# INSTRUCTIONS FOR THE TASK:
Look through the data below and count each line where the word "dans" appears. Reply with the count alone.

# Collection entries:

** Begin **

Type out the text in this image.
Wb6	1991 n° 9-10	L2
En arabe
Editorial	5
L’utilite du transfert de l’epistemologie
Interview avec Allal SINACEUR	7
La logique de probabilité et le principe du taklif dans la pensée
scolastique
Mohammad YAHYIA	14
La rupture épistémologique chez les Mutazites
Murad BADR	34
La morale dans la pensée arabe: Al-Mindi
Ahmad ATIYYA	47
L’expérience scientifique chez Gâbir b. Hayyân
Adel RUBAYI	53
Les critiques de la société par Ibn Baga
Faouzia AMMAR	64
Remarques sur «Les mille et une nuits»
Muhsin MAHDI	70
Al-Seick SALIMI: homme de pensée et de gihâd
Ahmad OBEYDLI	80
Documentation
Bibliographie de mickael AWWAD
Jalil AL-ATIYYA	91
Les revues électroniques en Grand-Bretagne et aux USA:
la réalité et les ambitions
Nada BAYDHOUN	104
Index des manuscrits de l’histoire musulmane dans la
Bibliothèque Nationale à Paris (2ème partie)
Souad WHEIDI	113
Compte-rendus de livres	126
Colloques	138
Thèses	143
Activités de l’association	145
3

** End **

# WRITTEN REPLY:
3